* _DIRECTIONS_:
Find each line holding "right" and copy it out.

* _Items from a figure collection_:
────────
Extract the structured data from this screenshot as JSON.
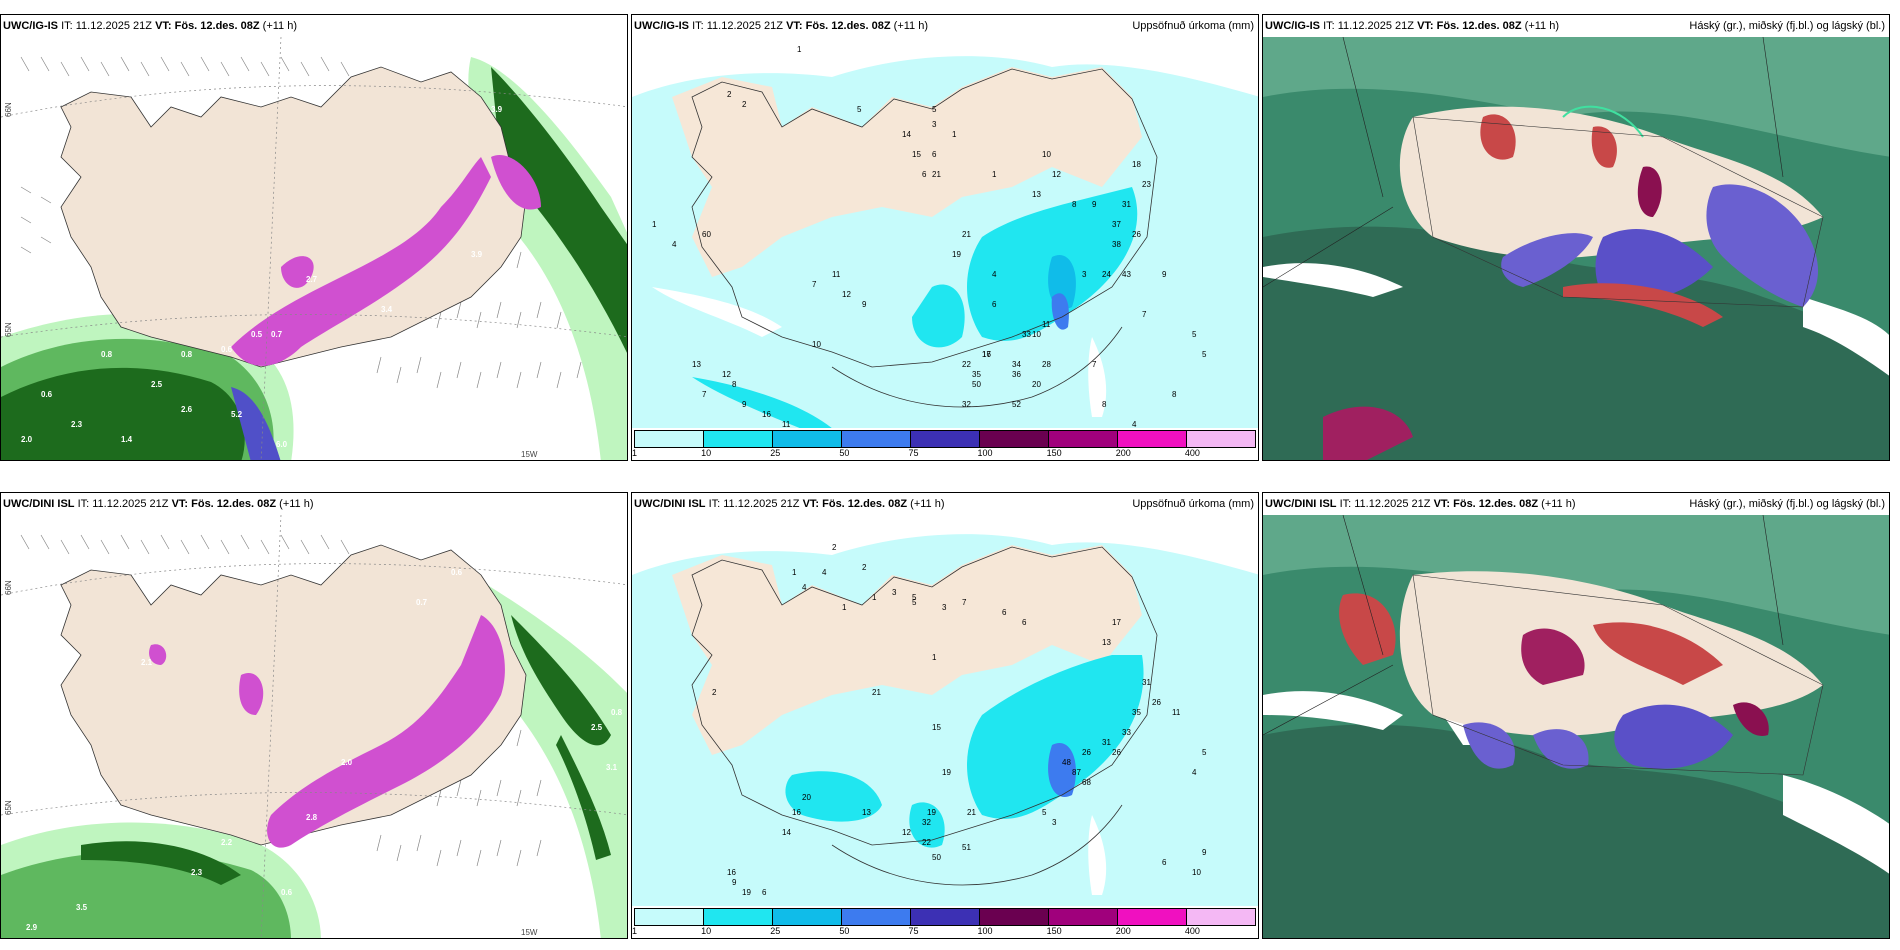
{
  "rows": [
    {
      "model": "UWC/IG-IS",
      "it_label": "IT:",
      "it_value": "11.12.2025 21Z",
      "vt_label": "VT:",
      "vt_value": "Fös. 12.des. 08Z",
      "lead": "(+11 h)",
      "precip_values": [
        "1",
        "2",
        "2",
        "5",
        "5",
        "3",
        "1",
        "4",
        "6",
        "6",
        "1",
        "1",
        "10",
        "12",
        "13",
        "8",
        "9",
        "18",
        "23",
        "31",
        "37",
        "26",
        "38",
        "43",
        "24",
        "7",
        "9",
        "5",
        "10",
        "5",
        "4",
        "21",
        "19",
        "60",
        "14",
        "15",
        "21",
        "11",
        "7",
        "12",
        "9",
        "10",
        "6",
        "3",
        "11",
        "33",
        "34",
        "28",
        "20",
        "17",
        "16",
        "22",
        "13",
        "12",
        "8",
        "7",
        "9",
        "16",
        "11",
        "50",
        "52",
        "32",
        "35",
        "36",
        "7",
        "8",
        "4",
        "8"
      ],
      "wind_values": [
        "3.9",
        "0.5",
        "0.7",
        "0.6",
        "0.8",
        "2.5",
        "2.6",
        "5.2",
        "6.0",
        "2.0",
        "2.3",
        "1.4",
        "0.6",
        "3.9",
        "2.7",
        "3.4",
        "1.7",
        "0.8"
      ]
    },
    {
      "model": "UWC/DINI ISL",
      "it_label": "IT:",
      "it_value": "11.12.2025 21Z",
      "vt_label": "VT:",
      "vt_value": "Fös. 12.des. 08Z",
      "lead": "(+11 h)",
      "precip_values": [
        "2",
        "4",
        "1",
        "2",
        "1",
        "1",
        "3",
        "5",
        "7",
        "6",
        "6",
        "17",
        "13",
        "31",
        "26",
        "35",
        "33",
        "31",
        "26",
        "2",
        "4",
        "5",
        "3",
        "1",
        "21",
        "15",
        "19",
        "13",
        "20",
        "16",
        "14",
        "12",
        "22",
        "50",
        "51",
        "32",
        "19",
        "21",
        "48",
        "87",
        "68",
        "26",
        "5",
        "3",
        "6",
        "10",
        "9",
        "4",
        "5",
        "11",
        "16",
        "9",
        "19",
        "6"
      ],
      "wind_values": [
        "0.6",
        "0.7",
        "0.9",
        "2.5",
        "3.1",
        "0.8",
        "2.1",
        "2.0",
        "2.8",
        "0.7",
        "0.8",
        "2.3",
        "3.5",
        "2.9",
        "2.2",
        "1.7",
        "0.8",
        "0.6"
      ]
    }
  ],
  "precip_title": "Uppsöfnuð úrkoma (mm)",
  "cloud_title": "Háský (gr.), miðský (fj.bl.) og lágský (bl.)",
  "legend": {
    "ticks": [
      "1",
      "10",
      "25",
      "50",
      "75",
      "100",
      "150",
      "200",
      "400"
    ],
    "colors": [
      "#c6fbfb",
      "#20e6f0",
      "#10bce9",
      "#3d7bef",
      "#3c30b4",
      "#6a0050",
      "#a0007c",
      "#f010c0",
      "#f4b8f4"
    ]
  },
  "grid_labels": [
    "66N",
    "65N",
    "15W"
  ]
}
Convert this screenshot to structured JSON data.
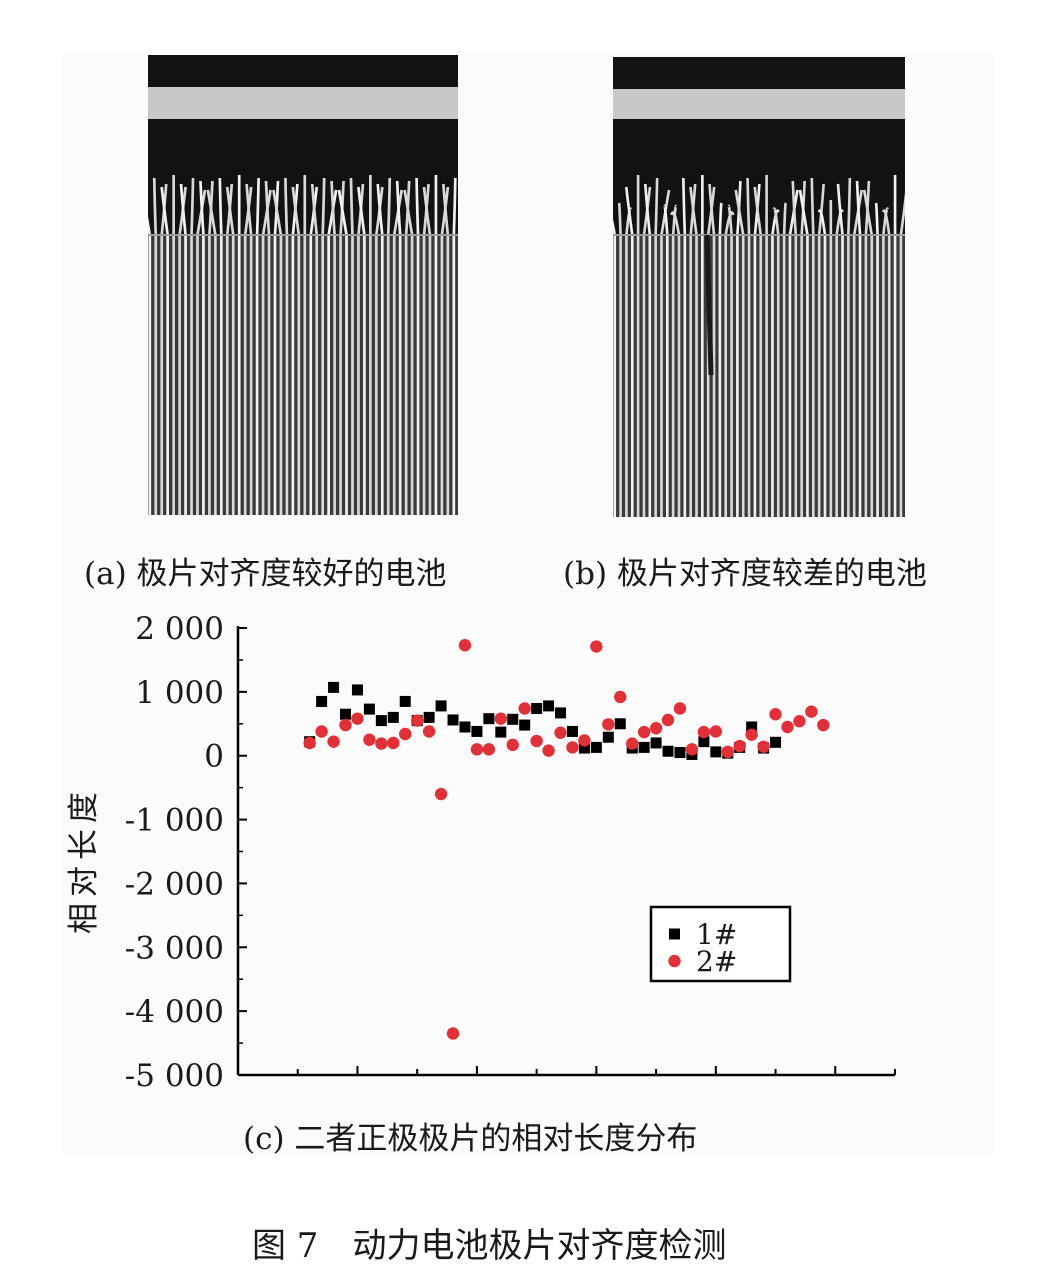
{
  "captions": {
    "a": "(a) 极片对齐度较好的电池",
    "b": "(b) 极片对齐度较差的电池",
    "c": "(c) 二者正极极片的相对长度分布"
  },
  "figure_title": "图 7　动力电池极片对齐度检测",
  "chart_data": {
    "type": "scatter",
    "title": "",
    "xlabel": "",
    "ylabel": "相对长度",
    "ylim": [
      -5000,
      2000
    ],
    "xlim": [
      0,
      55
    ],
    "yticks": [
      2000,
      1000,
      0,
      -1000,
      -2000,
      -3000,
      -4000,
      -5000
    ],
    "ytick_labels": [
      "2 000",
      "1 000",
      "0",
      "-1 000",
      "-2 000",
      "-3 000",
      "-4 000",
      "-5 000"
    ],
    "legend_position": "lower-right",
    "series": [
      {
        "name": "1#",
        "marker": "square",
        "color": "#000000",
        "points": [
          [
            6,
            220
          ],
          [
            7,
            850
          ],
          [
            8,
            1070
          ],
          [
            9,
            650
          ],
          [
            10,
            1030
          ],
          [
            11,
            730
          ],
          [
            12,
            550
          ],
          [
            13,
            600
          ],
          [
            14,
            850
          ],
          [
            15,
            550
          ],
          [
            16,
            600
          ],
          [
            17,
            780
          ],
          [
            18,
            560
          ],
          [
            19,
            450
          ],
          [
            20,
            380
          ],
          [
            21,
            580
          ],
          [
            22,
            370
          ],
          [
            23,
            570
          ],
          [
            24,
            480
          ],
          [
            25,
            740
          ],
          [
            26,
            780
          ],
          [
            27,
            670
          ],
          [
            28,
            380
          ],
          [
            29,
            120
          ],
          [
            30,
            130
          ],
          [
            31,
            290
          ],
          [
            32,
            500
          ],
          [
            33,
            120
          ],
          [
            34,
            130
          ],
          [
            35,
            200
          ],
          [
            36,
            70
          ],
          [
            37,
            50
          ],
          [
            38,
            20
          ],
          [
            39,
            220
          ],
          [
            40,
            60
          ],
          [
            41,
            40
          ],
          [
            42,
            130
          ],
          [
            43,
            450
          ],
          [
            44,
            120
          ],
          [
            45,
            210
          ]
        ]
      },
      {
        "name": "2#",
        "marker": "circle",
        "color": "#e03038",
        "points": [
          [
            6,
            200
          ],
          [
            7,
            380
          ],
          [
            8,
            220
          ],
          [
            9,
            480
          ],
          [
            10,
            580
          ],
          [
            11,
            250
          ],
          [
            12,
            190
          ],
          [
            13,
            200
          ],
          [
            14,
            340
          ],
          [
            15,
            550
          ],
          [
            16,
            380
          ],
          [
            17,
            -600
          ],
          [
            18,
            -4350
          ],
          [
            19,
            1730
          ],
          [
            20,
            100
          ],
          [
            21,
            100
          ],
          [
            22,
            580
          ],
          [
            23,
            170
          ],
          [
            24,
            740
          ],
          [
            25,
            230
          ],
          [
            26,
            80
          ],
          [
            27,
            360
          ],
          [
            28,
            130
          ],
          [
            29,
            240
          ],
          [
            30,
            1710
          ],
          [
            31,
            490
          ],
          [
            32,
            920
          ],
          [
            33,
            190
          ],
          [
            34,
            370
          ],
          [
            35,
            430
          ],
          [
            36,
            560
          ],
          [
            37,
            740
          ],
          [
            38,
            100
          ],
          [
            39,
            370
          ],
          [
            40,
            380
          ],
          [
            41,
            60
          ],
          [
            42,
            150
          ],
          [
            43,
            330
          ],
          [
            44,
            140
          ],
          [
            45,
            650
          ],
          [
            46,
            450
          ],
          [
            47,
            540
          ],
          [
            48,
            690
          ],
          [
            49,
            480
          ]
        ]
      }
    ]
  }
}
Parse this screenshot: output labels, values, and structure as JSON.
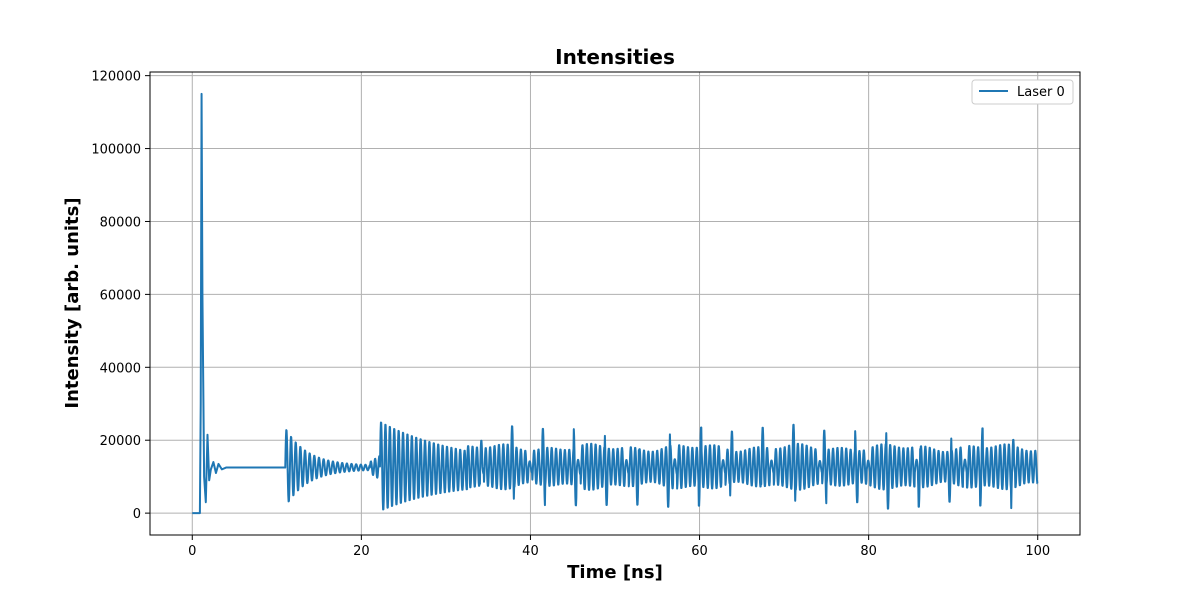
{
  "chart_data": {
    "type": "line",
    "title": "Intensities",
    "xlabel": "Time [ns]",
    "ylabel": "Intensity [arb. units]",
    "xlim": [
      -5,
      105
    ],
    "ylim": [
      -6000,
      121000
    ],
    "xticks": [
      0,
      20,
      40,
      60,
      80,
      100
    ],
    "yticks": [
      0,
      20000,
      40000,
      60000,
      80000,
      100000,
      120000
    ],
    "xtick_labels": [
      "0",
      "20",
      "40",
      "60",
      "80",
      "100"
    ],
    "ytick_labels": [
      "0",
      "20000",
      "40000",
      "60000",
      "80000",
      "100000",
      "120000"
    ],
    "grid": true,
    "legend_position": "top-right",
    "series": [
      {
        "name": "Laser 0",
        "color": "#1f77b4",
        "description_points": {
          "x": [
            0,
            0.9,
            1.0,
            1.1,
            1.2,
            1.4,
            1.6,
            1.8,
            2.0,
            2.2,
            2.5,
            2.8,
            3.1,
            3.5,
            4.0,
            5.0,
            11.0
          ],
          "y": [
            0,
            0,
            30000,
            115000,
            60000,
            10000,
            3000,
            21500,
            9000,
            12000,
            14000,
            11000,
            13500,
            12000,
            12500,
            12500,
            12500
          ]
        }
      }
    ]
  },
  "legend": {
    "label": "Laser 0"
  }
}
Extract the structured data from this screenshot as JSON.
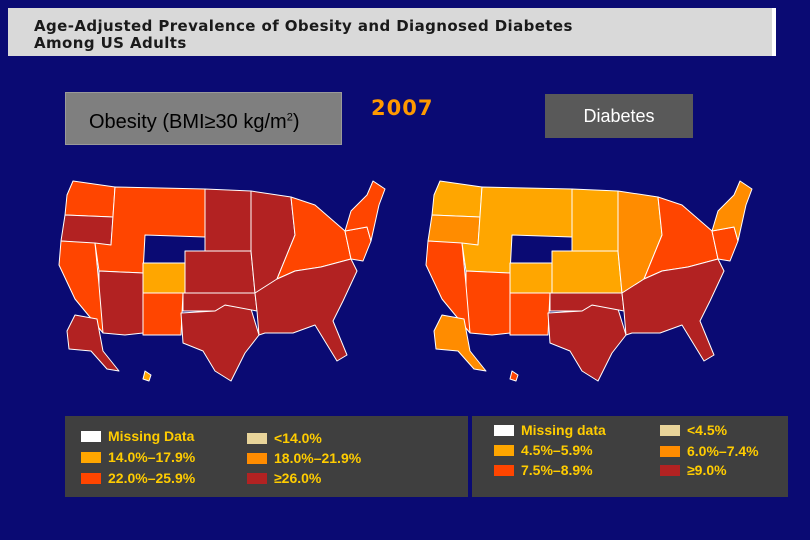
{
  "title": {
    "line1": "Age-Adjusted Prevalence of Obesity and Diagnosed Diabetes",
    "line2": "Among US Adults"
  },
  "year": "2007",
  "obesity_panel": {
    "label_text": "Obesity (BMI≥30 kg/m",
    "label_sup": "2",
    "label_close": ")",
    "legend": [
      {
        "text": "Missing Data",
        "color": "#ffffff"
      },
      {
        "text": "<14.0%",
        "color": "#e8d49a"
      },
      {
        "text": "14.0%–17.9%",
        "color": "#ffa600"
      },
      {
        "text": "18.0%–21.9%",
        "color": "#ff8c00"
      },
      {
        "text": "22.0%–25.9%",
        "color": "#ff4500"
      },
      {
        "text": "≥26.0%",
        "color": "#b22222"
      }
    ]
  },
  "diabetes_panel": {
    "label": "Diabetes",
    "legend": [
      {
        "text": "Missing data",
        "color": "#ffffff"
      },
      {
        "text": "<4.5%",
        "color": "#e8d49a"
      },
      {
        "text": "4.5%–5.9%",
        "color": "#ffa600"
      },
      {
        "text": "6.0%–7.4%",
        "color": "#ff8c00"
      },
      {
        "text": "7.5%–8.9%",
        "color": "#ff4500"
      },
      {
        "text": "≥9.0%",
        "color": "#b22222"
      }
    ]
  },
  "colors": {
    "background": "#0a0a73",
    "state_border": "#ffffff",
    "missing": "#ffffff",
    "lt_low": "#e8d49a",
    "light_orange": "#ffa600",
    "orange": "#ff8c00",
    "red_orange": "#ff4500",
    "dark_red": "#b22222"
  },
  "maps": {
    "obesity_regions": [
      {
        "region": "pacific-northwest",
        "class": "red_orange"
      },
      {
        "region": "oregon",
        "class": "dark_red"
      },
      {
        "region": "california",
        "class": "red_orange"
      },
      {
        "region": "mountain-north",
        "class": "red_orange"
      },
      {
        "region": "colorado",
        "class": "light_orange"
      },
      {
        "region": "southwest",
        "class": "dark_red"
      },
      {
        "region": "new-mexico",
        "class": "red_orange"
      },
      {
        "region": "plains-north",
        "class": "dark_red"
      },
      {
        "region": "plains-central",
        "class": "dark_red"
      },
      {
        "region": "texas",
        "class": "dark_red"
      },
      {
        "region": "oklahoma",
        "class": "dark_red"
      },
      {
        "region": "midwest",
        "class": "dark_red"
      },
      {
        "region": "great-lakes",
        "class": "red_orange"
      },
      {
        "region": "southeast",
        "class": "dark_red"
      },
      {
        "region": "mid-atlantic",
        "class": "red_orange"
      },
      {
        "region": "northeast",
        "class": "red_orange"
      },
      {
        "region": "alaska",
        "class": "dark_red"
      },
      {
        "region": "hawaii",
        "class": "light_orange"
      }
    ],
    "diabetes_regions": [
      {
        "region": "pacific-northwest",
        "class": "light_orange"
      },
      {
        "region": "oregon",
        "class": "orange"
      },
      {
        "region": "california",
        "class": "red_orange"
      },
      {
        "region": "mountain-north",
        "class": "light_orange"
      },
      {
        "region": "colorado",
        "class": "light_orange"
      },
      {
        "region": "southwest",
        "class": "red_orange"
      },
      {
        "region": "new-mexico",
        "class": "red_orange"
      },
      {
        "region": "plains-north",
        "class": "light_orange"
      },
      {
        "region": "plains-central",
        "class": "light_orange"
      },
      {
        "region": "texas",
        "class": "dark_red"
      },
      {
        "region": "oklahoma",
        "class": "dark_red"
      },
      {
        "region": "midwest",
        "class": "orange"
      },
      {
        "region": "great-lakes",
        "class": "red_orange"
      },
      {
        "region": "southeast",
        "class": "dark_red"
      },
      {
        "region": "mid-atlantic",
        "class": "red_orange"
      },
      {
        "region": "northeast",
        "class": "orange"
      },
      {
        "region": "alaska",
        "class": "orange"
      },
      {
        "region": "hawaii",
        "class": "red_orange"
      }
    ]
  }
}
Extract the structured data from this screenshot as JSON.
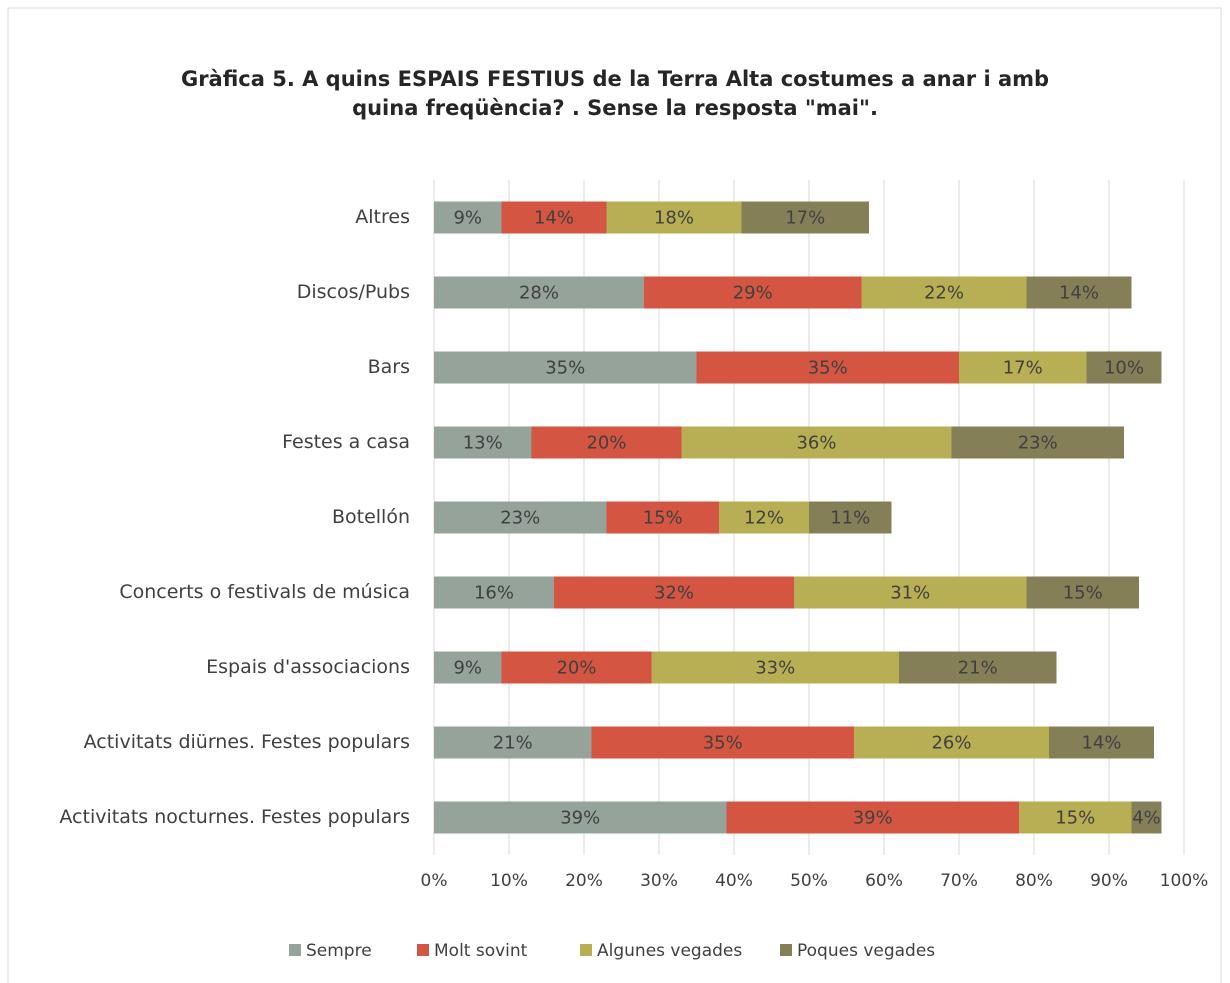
────────
* _FINISHED TASK_:
    "legend_position": "lower-right",
    "legend_position": "top-right",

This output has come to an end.